**Task data:**
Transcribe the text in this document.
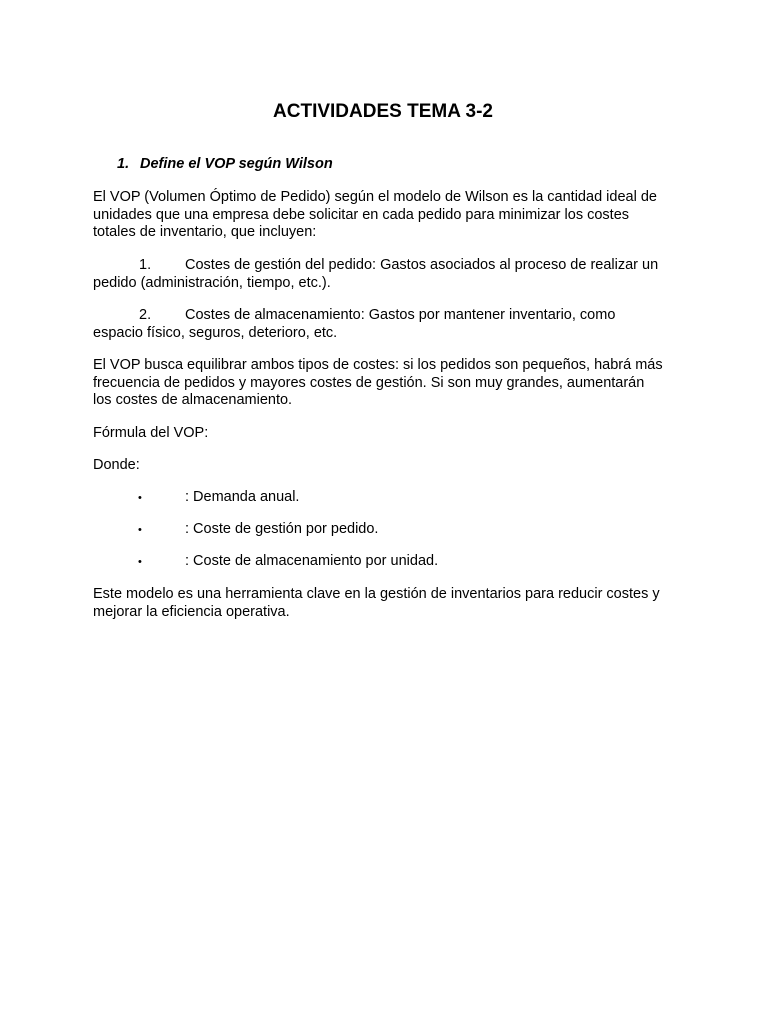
ACTIVIDADES TEMA 3-2
1. Define el VOP según Wilson

El VOP (Volumen Óptimo de Pedido) según el modelo de Wilson es la cantidad ideal de unidades que una empresa debe solicitar en cada pedido para minimizar los costes totales de inventario, que incluyen:

1. Costes de gestión del pedido: Gastos asociados al proceso de realizar un pedido (administración, tiempo, etc.).
2. Costes de almacenamiento: Gastos por mantener inventario, como espacio físico, seguros, deterioro, etc.

El VOP busca equilibrar ambos tipos de costes: si los pedidos son pequeños, habrá más frecuencia de pedidos y mayores costes de gestión. Si son muy grandes, aumentarán los costes de almacenamiento.

Fórmula del VOP:

Donde:

•	: Demanda anual.
•	: Coste de gestión por pedido.
•	: Coste de almacenamiento por unidad.

Este modelo es una herramienta clave en la gestión de inventarios para reducir costes y mejorar la eficiencia operativa.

**Work to be completed:**
Print all the records again exactly; do not include any picture.

**Response for this exercise:**
Transcribe the text in this document.
ACTIVIDADES TEMA 3-2
1. Define el VOP según Wilson

El VOP (Volumen Óptimo de Pedido) según el modelo de Wilson es la cantidad ideal de unidades que una empresa debe solicitar en cada pedido para minimizar los costes totales de inventario, que incluyen:

1. Costes de gestión del pedido: Gastos asociados al proceso de realizar un pedido (administración, tiempo, etc.).
2. Costes de almacenamiento: Gastos por mantener inventario, como espacio físico, seguros, deterioro, etc.

El VOP busca equilibrar ambos tipos de costes: si los pedidos son pequeños, habrá más frecuencia de pedidos y mayores costes de gestión. Si son muy grandes, aumentarán los costes de almacenamiento.

Fórmula del VOP:

Donde:

•	: Demanda anual.
•	: Coste de gestión por pedido.
•	: Coste de almacenamiento por unidad.

Este modelo es una herramienta clave en la gestión de inventarios para reducir costes y mejorar la eficiencia operativa.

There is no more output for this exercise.